= BRIEF =
Exclude the pictures, then copy all remaining records exactly.

= RECORDS SUPPLIED =
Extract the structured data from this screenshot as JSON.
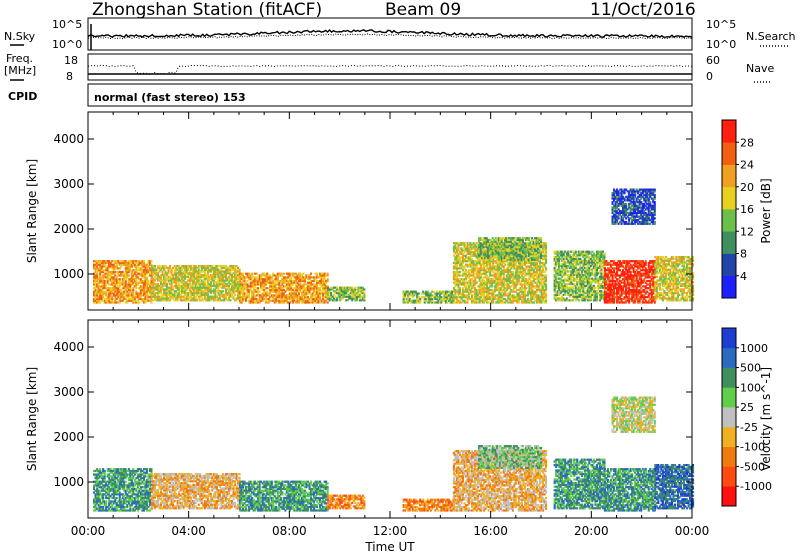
{
  "header": {
    "station": "Zhongshan Station (fitACF)",
    "beam": "Beam 09",
    "date": "11/Oct/2016"
  },
  "nsky_panel": {
    "left_label": "N.Sky",
    "right_label": "N.Search",
    "left_ticks": [
      "10^5",
      "10^0"
    ],
    "right_ticks": [
      "10^5",
      "10^0"
    ]
  },
  "freq_panel": {
    "left_label_1": "Freq.",
    "left_label_2": "[MHz]",
    "right_label": "Nave",
    "left_ticks": [
      "18",
      "8"
    ],
    "right_ticks": [
      "60",
      "0"
    ]
  },
  "cpid": {
    "label": "CPID",
    "mode": "normal (fast stereo) 153"
  },
  "colors": {
    "power_scale": [
      "#1e1eff",
      "#2244aa",
      "#3f8f5f",
      "#6cc04a",
      "#e8d020",
      "#f0a020",
      "#f06010",
      "#ff2010"
    ],
    "velocity_scale": [
      "#ff1010",
      "#ff4a10",
      "#f07a10",
      "#f0b020",
      "#c0c0c0",
      "#5fcf4a",
      "#3f8f5f",
      "#2a6abf",
      "#1e3ecf"
    ]
  },
  "chart_data": [
    {
      "type": "heatmap",
      "name": "power-panel",
      "ylabel": "Slant Range [km]",
      "yticks": [
        "1000",
        "2000",
        "3000",
        "4000"
      ],
      "ylim": [
        200,
        4600
      ],
      "xlim": [
        0,
        24
      ],
      "colorbar_label": "Power [dB]",
      "colorbar_ticks": [
        "28",
        "24",
        "20",
        "16",
        "12",
        "8",
        "4"
      ],
      "regions": [
        {
          "x0": 0.2,
          "x1": 2.5,
          "y0": 350,
          "y1": 1300,
          "level": 5
        },
        {
          "x0": 2.5,
          "x1": 6.0,
          "y0": 400,
          "y1": 1200,
          "level": 4
        },
        {
          "x0": 6.0,
          "x1": 9.5,
          "y0": 350,
          "y1": 1000,
          "level": 5
        },
        {
          "x0": 9.5,
          "x1": 11.0,
          "y0": 400,
          "y1": 700,
          "level": 3
        },
        {
          "x0": 12.5,
          "x1": 14.5,
          "y0": 350,
          "y1": 600,
          "level": 3
        },
        {
          "x0": 14.5,
          "x1": 18.2,
          "y0": 350,
          "y1": 1700,
          "level": 4
        },
        {
          "x0": 15.5,
          "x1": 18.0,
          "y0": 1300,
          "y1": 1800,
          "level": 3
        },
        {
          "x0": 18.5,
          "x1": 20.5,
          "y0": 400,
          "y1": 1500,
          "level": 3
        },
        {
          "x0": 20.5,
          "x1": 22.5,
          "y0": 350,
          "y1": 1300,
          "level": 7
        },
        {
          "x0": 20.8,
          "x1": 22.5,
          "y0": 2100,
          "y1": 2900,
          "level": 1
        },
        {
          "x0": 22.5,
          "x1": 24.0,
          "y0": 400,
          "y1": 1400,
          "level": 4
        }
      ]
    },
    {
      "type": "heatmap",
      "name": "velocity-panel",
      "ylabel": "Slant Range [km]",
      "yticks": [
        "1000",
        "2000",
        "3000",
        "4000"
      ],
      "ylim": [
        200,
        4600
      ],
      "xlim": [
        0,
        24
      ],
      "xticks": [
        "00:00",
        "04:00",
        "08:00",
        "12:00",
        "16:00",
        "20:00",
        "00:00"
      ],
      "xlabel": "Time UT",
      "colorbar_label": "Velocity [m s^-1]",
      "colorbar_ticks": [
        "1000",
        "500",
        "100",
        "25",
        "-25",
        "-100",
        "-500",
        "-1000"
      ],
      "regions": [
        {
          "x0": 0.2,
          "x1": 2.5,
          "y0": 350,
          "y1": 1300,
          "level": 6
        },
        {
          "x0": 2.5,
          "x1": 6.0,
          "y0": 400,
          "y1": 1200,
          "level": 3
        },
        {
          "x0": 6.0,
          "x1": 9.5,
          "y0": 350,
          "y1": 1000,
          "level": 6
        },
        {
          "x0": 9.5,
          "x1": 11.0,
          "y0": 400,
          "y1": 700,
          "level": 2
        },
        {
          "x0": 12.5,
          "x1": 14.5,
          "y0": 350,
          "y1": 600,
          "level": 2
        },
        {
          "x0": 14.5,
          "x1": 18.2,
          "y0": 350,
          "y1": 1700,
          "level": 3
        },
        {
          "x0": 15.5,
          "x1": 18.0,
          "y0": 1300,
          "y1": 1800,
          "level": 5
        },
        {
          "x0": 18.5,
          "x1": 20.5,
          "y0": 400,
          "y1": 1500,
          "level": 6
        },
        {
          "x0": 20.5,
          "x1": 22.5,
          "y0": 350,
          "y1": 1300,
          "level": 6
        },
        {
          "x0": 20.8,
          "x1": 22.5,
          "y0": 2100,
          "y1": 2900,
          "level": 4
        },
        {
          "x0": 22.5,
          "x1": 24.0,
          "y0": 400,
          "y1": 1400,
          "level": 7
        }
      ]
    }
  ]
}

= PROBLEM SOLUTION =
Extract the structured data from this screenshot as JSON.
{
  "header": {
    "station": "Zhongshan Station (fitACF)",
    "beam": "Beam 09",
    "date": "11/Oct/2016"
  },
  "nsky_panel": {
    "left_label": "N.Sky",
    "right_label": "N.Search",
    "left_ticks": [
      "10^5",
      "10^0"
    ],
    "right_ticks": [
      "10^5",
      "10^0"
    ]
  },
  "freq_panel": {
    "left_label_1": "Freq.",
    "left_label_2": "[MHz]",
    "right_label": "Nave",
    "left_ticks": [
      "18",
      "8"
    ],
    "right_ticks": [
      "60",
      "0"
    ]
  },
  "cpid": {
    "label": "CPID",
    "mode": "normal (fast stereo) 153"
  },
  "colors": {
    "power_scale": [
      "#1e1eff",
      "#2244aa",
      "#3f8f5f",
      "#6cc04a",
      "#e8d020",
      "#f0a020",
      "#f06010",
      "#ff2010"
    ],
    "velocity_scale": [
      "#ff1010",
      "#ff4a10",
      "#f07a10",
      "#f0b020",
      "#c0c0c0",
      "#5fcf4a",
      "#3f8f5f",
      "#2a6abf",
      "#1e3ecf"
    ]
  },
  "chart_data": [
    {
      "type": "heatmap",
      "name": "power-panel",
      "ylabel": "Slant Range [km]",
      "yticks": [
        "1000",
        "2000",
        "3000",
        "4000"
      ],
      "ylim": [
        200,
        4600
      ],
      "xlim": [
        0,
        24
      ],
      "colorbar_label": "Power [dB]",
      "colorbar_ticks": [
        "28",
        "24",
        "20",
        "16",
        "12",
        "8",
        "4"
      ],
      "regions": [
        {
          "x0": 0.2,
          "x1": 2.5,
          "y0": 350,
          "y1": 1300,
          "level": 5
        },
        {
          "x0": 2.5,
          "x1": 6.0,
          "y0": 400,
          "y1": 1200,
          "level": 4
        },
        {
          "x0": 6.0,
          "x1": 9.5,
          "y0": 350,
          "y1": 1000,
          "level": 5
        },
        {
          "x0": 9.5,
          "x1": 11.0,
          "y0": 400,
          "y1": 700,
          "level": 3
        },
        {
          "x0": 12.5,
          "x1": 14.5,
          "y0": 350,
          "y1": 600,
          "level": 3
        },
        {
          "x0": 14.5,
          "x1": 18.2,
          "y0": 350,
          "y1": 1700,
          "level": 4
        },
        {
          "x0": 15.5,
          "x1": 18.0,
          "y0": 1300,
          "y1": 1800,
          "level": 3
        },
        {
          "x0": 18.5,
          "x1": 20.5,
          "y0": 400,
          "y1": 1500,
          "level": 3
        },
        {
          "x0": 20.5,
          "x1": 22.5,
          "y0": 350,
          "y1": 1300,
          "level": 7
        },
        {
          "x0": 20.8,
          "x1": 22.5,
          "y0": 2100,
          "y1": 2900,
          "level": 1
        },
        {
          "x0": 22.5,
          "x1": 24.0,
          "y0": 400,
          "y1": 1400,
          "level": 4
        }
      ]
    },
    {
      "type": "heatmap",
      "name": "velocity-panel",
      "ylabel": "Slant Range [km]",
      "yticks": [
        "1000",
        "2000",
        "3000",
        "4000"
      ],
      "ylim": [
        200,
        4600
      ],
      "xlim": [
        0,
        24
      ],
      "xticks": [
        "00:00",
        "04:00",
        "08:00",
        "12:00",
        "16:00",
        "20:00",
        "00:00"
      ],
      "xlabel": "Time UT",
      "colorbar_label": "Velocity [m s^-1]",
      "colorbar_ticks": [
        "1000",
        "500",
        "100",
        "25",
        "-25",
        "-100",
        "-500",
        "-1000"
      ],
      "regions": [
        {
          "x0": 0.2,
          "x1": 2.5,
          "y0": 350,
          "y1": 1300,
          "level": 6
        },
        {
          "x0": 2.5,
          "x1": 6.0,
          "y0": 400,
          "y1": 1200,
          "level": 3
        },
        {
          "x0": 6.0,
          "x1": 9.5,
          "y0": 350,
          "y1": 1000,
          "level": 6
        },
        {
          "x0": 9.5,
          "x1": 11.0,
          "y0": 400,
          "y1": 700,
          "level": 2
        },
        {
          "x0": 12.5,
          "x1": 14.5,
          "y0": 350,
          "y1": 600,
          "level": 2
        },
        {
          "x0": 14.5,
          "x1": 18.2,
          "y0": 350,
          "y1": 1700,
          "level": 3
        },
        {
          "x0": 15.5,
          "x1": 18.0,
          "y0": 1300,
          "y1": 1800,
          "level": 5
        },
        {
          "x0": 18.5,
          "x1": 20.5,
          "y0": 400,
          "y1": 1500,
          "level": 6
        },
        {
          "x0": 20.5,
          "x1": 22.5,
          "y0": 350,
          "y1": 1300,
          "level": 6
        },
        {
          "x0": 20.8,
          "x1": 22.5,
          "y0": 2100,
          "y1": 2900,
          "level": 4
        },
        {
          "x0": 22.5,
          "x1": 24.0,
          "y0": 400,
          "y1": 1400,
          "level": 7
        }
      ]
    }
  ]
}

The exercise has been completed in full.